Prompt. Search the material below for the word "chevron". Copy every line that has it.

(Dataset records)
::::::::
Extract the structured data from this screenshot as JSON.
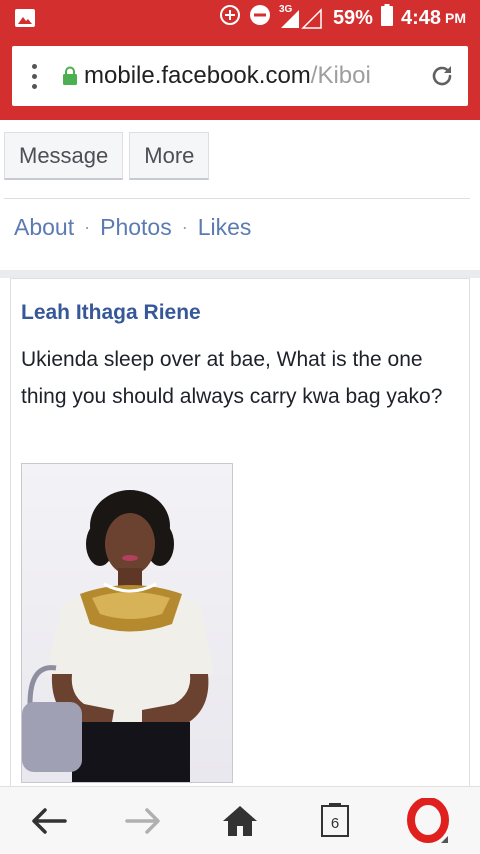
{
  "status_bar": {
    "network": "3G",
    "battery": "59%",
    "time": "4:48",
    "ampm": "PM"
  },
  "browser": {
    "url_main": "mobile.facebook.com",
    "url_rest": "/Kiboi",
    "tab_count": "6"
  },
  "profile_actions": {
    "message": "Message",
    "more": "More"
  },
  "profile_links": {
    "about": "About",
    "separator": "·",
    "photos": "Photos",
    "likes": "Likes"
  },
  "post": {
    "author": "Leah Ithaga Riene",
    "text": "Ukienda sleep over at bae, What is the one thing you should always carry kwa bag yako?"
  },
  "icons": [
    "gallery-icon",
    "add-circle-icon",
    "dnd-icon",
    "signal-icon",
    "battery-icon",
    "lock-icon",
    "reload-icon",
    "back-icon",
    "forward-icon",
    "home-icon",
    "tabs-icon",
    "opera-icon"
  ],
  "colors": {
    "browser_accent": "#d32f2f",
    "fb_link": "#365899",
    "fb_nav_link": "#5b7bb2"
  }
}
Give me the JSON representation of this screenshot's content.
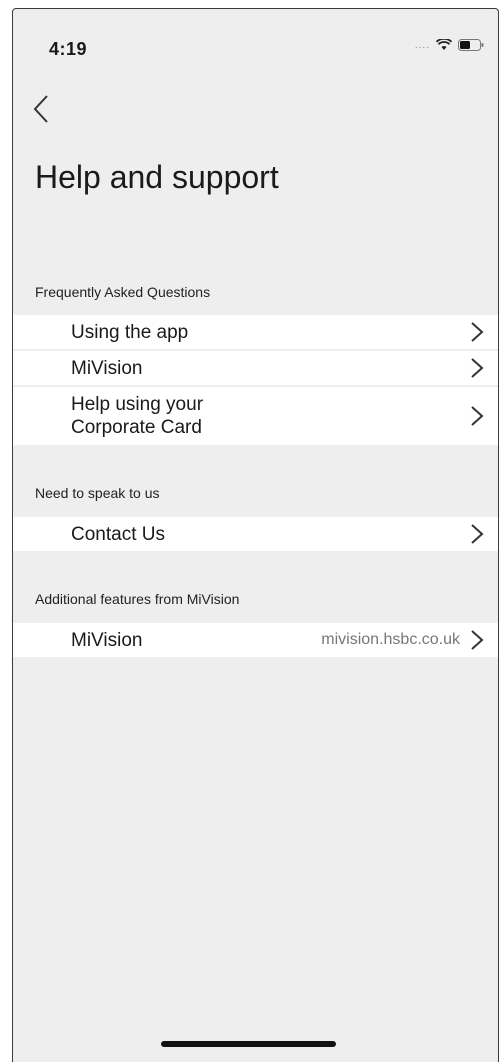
{
  "status_bar": {
    "time": "4:19",
    "signal": "...."
  },
  "header": {
    "title": "Help and support"
  },
  "sections": [
    {
      "title": "Frequently Asked Questions",
      "items": [
        {
          "label": "Using the app"
        },
        {
          "label": "MiVision"
        },
        {
          "label": "Help using your\nCorporate Card"
        }
      ]
    },
    {
      "title": "Need to speak to us",
      "items": [
        {
          "label": "Contact Us"
        }
      ]
    },
    {
      "title": "Additional features from MiVision",
      "items": [
        {
          "label": "MiVision",
          "value": "mivision.hsbc.co.uk"
        }
      ]
    }
  ],
  "icons": {
    "back": "chevron-left-icon",
    "row_chevron": "chevron-right-icon",
    "wifi": "wifi-icon",
    "battery": "battery-icon"
  }
}
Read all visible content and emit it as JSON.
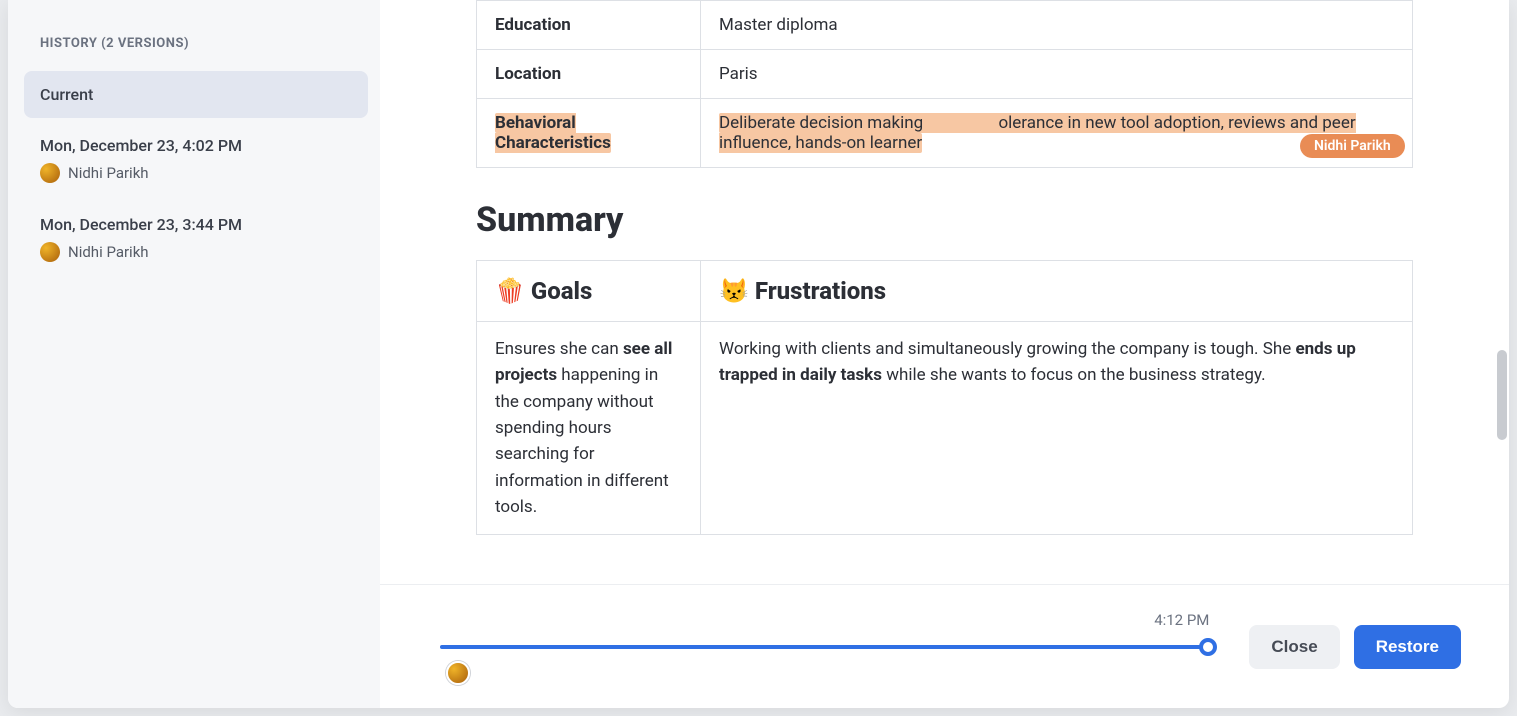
{
  "sidebar": {
    "title": "HISTORY (2 VERSIONS)",
    "items": [
      {
        "label": "Current",
        "active": true
      },
      {
        "label": "Mon, December 23, 4:02 PM",
        "user": "Nidhi Parikh"
      },
      {
        "label": "Mon, December 23, 3:44 PM",
        "user": "Nidhi Parikh"
      }
    ]
  },
  "profile_rows": {
    "education": {
      "label": "Education",
      "value": "Master diploma"
    },
    "location": {
      "label": "Location",
      "value": "Paris"
    },
    "behavioral": {
      "label": "Behavioral Characteristics",
      "value_pre": "Deliberate decision making",
      "value_post": "olerance in new tool adoption, reviews and peer influence, hands-on learner"
    }
  },
  "annotation": {
    "author": "Nidhi Parikh"
  },
  "summary": {
    "heading": "Summary",
    "goals_header": "🍿 Goals",
    "frustrations_header": "😾 Frustrations",
    "goals_pre": "Ensures she can ",
    "goals_bold": "see all projects",
    "goals_post": " happening in the company without spending hours searching for information in different tools.",
    "frust_pre": "Working with clients and simultaneously growing the company is tough. She ",
    "frust_bold": "ends up trapped in daily tasks",
    "frust_post": " while she wants to focus on the business strategy."
  },
  "footer": {
    "time": "4:12 PM",
    "close": "Close",
    "restore": "Restore"
  }
}
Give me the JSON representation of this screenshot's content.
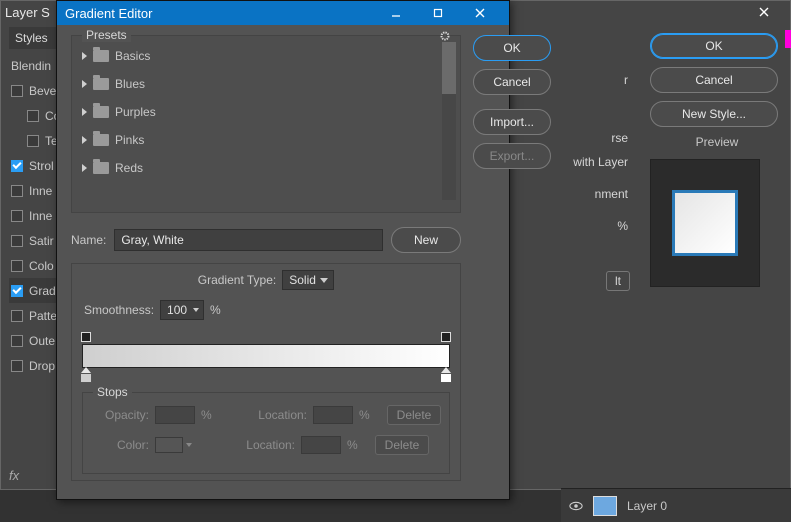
{
  "layer_style": {
    "title": "Layer S",
    "styles_header": "Styles",
    "blending_label": "Blendin",
    "effects": [
      {
        "label": "Beve",
        "checked": false,
        "indent": 0
      },
      {
        "label": "Co",
        "checked": false,
        "indent": 1
      },
      {
        "label": "Te",
        "checked": false,
        "indent": 1
      },
      {
        "label": "Strol",
        "checked": true,
        "indent": 0
      },
      {
        "label": "Inne",
        "checked": false,
        "indent": 0
      },
      {
        "label": "Inne",
        "checked": false,
        "indent": 0
      },
      {
        "label": "Satir",
        "checked": false,
        "indent": 0
      },
      {
        "label": "Colo",
        "checked": false,
        "indent": 0
      },
      {
        "label": "Grad",
        "checked": true,
        "indent": 0
      },
      {
        "label": "Patte",
        "checked": false,
        "indent": 0
      },
      {
        "label": "Oute",
        "checked": false,
        "indent": 0
      },
      {
        "label": "Drop",
        "checked": false,
        "indent": 0
      }
    ],
    "footer": "fx",
    "mid_fragments": {
      "f1": "r",
      "f2": "rse",
      "f3": "with Layer",
      "f4": "nment",
      "f5": "%",
      "f6": "lt"
    },
    "buttons": {
      "ok": "OK",
      "cancel": "Cancel",
      "new_style": "New Style...",
      "preview": "Preview"
    }
  },
  "gradient_editor": {
    "title": "Gradient Editor",
    "presets_label": "Presets",
    "preset_folders": [
      "Basics",
      "Blues",
      "Purples",
      "Pinks",
      "Reds"
    ],
    "name_label": "Name:",
    "name_value": "Gray, White",
    "new_btn": "New",
    "gradient_type_label": "Gradient Type:",
    "gradient_type_value": "Solid",
    "smoothness_label": "Smoothness:",
    "smoothness_value": "100",
    "pct": "%",
    "stops_label": "Stops",
    "opacity_label": "Opacity:",
    "color_label": "Color:",
    "location_label": "Location:",
    "delete_label": "Delete",
    "buttons": {
      "ok": "OK",
      "cancel": "Cancel",
      "import": "Import...",
      "export": "Export..."
    }
  },
  "layers_panel": {
    "layer_name": "Layer 0"
  }
}
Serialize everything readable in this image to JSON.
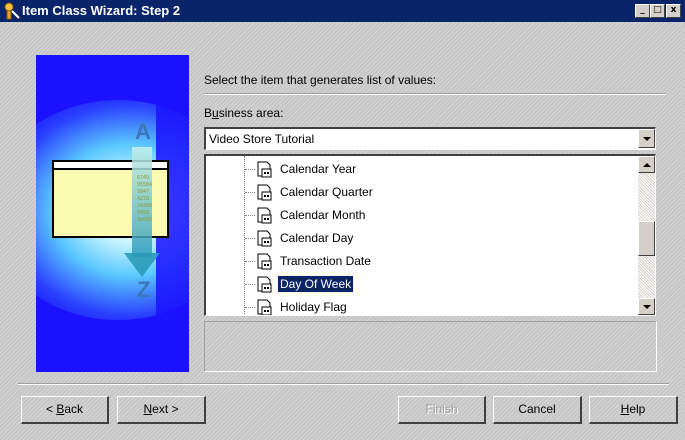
{
  "window": {
    "title": "Item Class Wizard: Step 2",
    "minimize_glyph": "_",
    "maximize_glyph": "□",
    "close_glyph": "x"
  },
  "art": {
    "letter_top": "A",
    "letter_bottom": "Z",
    "code_lines": [
      "6749",
      "95584",
      "9847",
      "4278",
      "24280",
      "9458",
      "3e586"
    ]
  },
  "instruction": "Select the item that generates list of values:",
  "business_area": {
    "label_pre": "B",
    "label_mnemonic": "u",
    "label_post": "siness area:",
    "value": "Video Store Tutorial"
  },
  "tree": {
    "items": [
      {
        "label": "Calendar Year",
        "selected": false
      },
      {
        "label": "Calendar Quarter",
        "selected": false
      },
      {
        "label": "Calendar Month",
        "selected": false
      },
      {
        "label": "Calendar Day",
        "selected": false
      },
      {
        "label": "Transaction Date",
        "selected": false
      },
      {
        "label": "Day Of Week",
        "selected": true
      },
      {
        "label": "Holiday Flag",
        "selected": false
      }
    ]
  },
  "buttons": {
    "back": {
      "mnemonic": "B",
      "rest": "ack",
      "prefix": "< "
    },
    "next": {
      "mnemonic": "N",
      "rest": "ext",
      "suffix": " >"
    },
    "finish": "Finish",
    "cancel": "Cancel",
    "help": {
      "mnemonic": "H",
      "rest": "elp"
    }
  },
  "colors": {
    "titlebar": "#0a246a",
    "selection": "#0a246a",
    "art_blue": "#1a12ff"
  }
}
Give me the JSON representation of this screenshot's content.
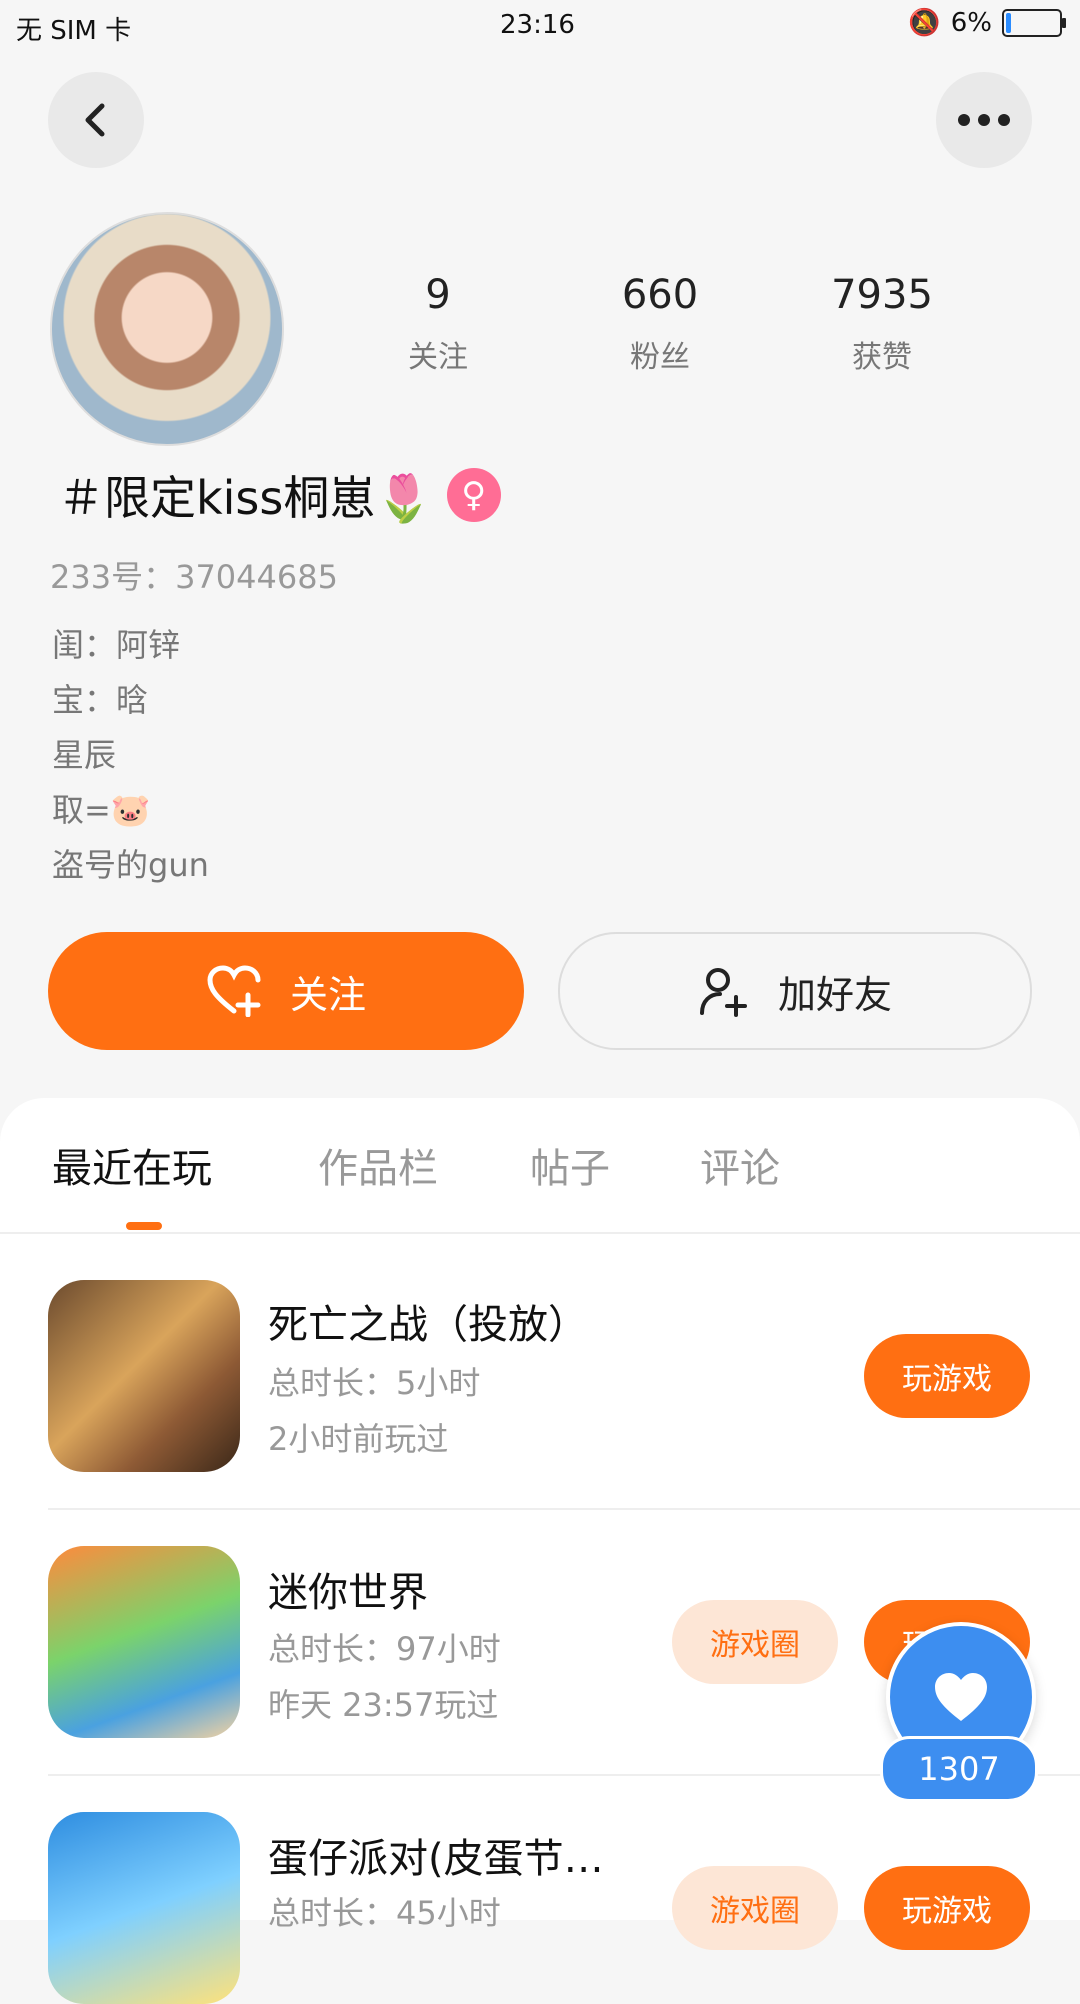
{
  "status_bar": {
    "carrier": "无 SIM 卡",
    "time": "23:16",
    "battery": "6%"
  },
  "profile": {
    "stats": [
      {
        "value": "9",
        "label": "关注"
      },
      {
        "value": "660",
        "label": "粉丝"
      },
      {
        "value": "7935",
        "label": "获赞"
      }
    ],
    "name": "＃限定kiss桐崽🌷",
    "gender_symbol": "♀",
    "uid": "233号：37044685",
    "bio": [
      "闺：阿锌",
      "宝：晗",
      "星辰",
      "取=🐷",
      "盗号的gun"
    ]
  },
  "actions": {
    "follow": "关注",
    "add_friend": "加好友"
  },
  "tabs": [
    "最近在玩",
    "作品栏",
    "帖子",
    "评论"
  ],
  "games": [
    {
      "title": "死亡之战（投放）",
      "duration": "总时长：5小时",
      "last_played": "2小时前玩过",
      "play_label": "玩游戏",
      "circle_label": ""
    },
    {
      "title": "迷你世界",
      "duration": "总时长：97小时",
      "last_played": "昨天 23:57玩过",
      "play_label": "玩游戏",
      "circle_label": "游戏圈"
    },
    {
      "title": "蛋仔派对(皮蛋节…",
      "duration": "总时长：45小时",
      "last_played": "",
      "play_label": "玩游戏",
      "circle_label": "游戏圈"
    }
  ],
  "like_fab": {
    "count": "1307"
  },
  "colors": {
    "accent": "#ff6f12",
    "like_blue": "#3d8ef0",
    "gender_pink": "#ff6d95"
  }
}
::::::::
Exercise solution.
    "back": "chevron-left-icon",
    "row_chevron": "chevron-right-icon",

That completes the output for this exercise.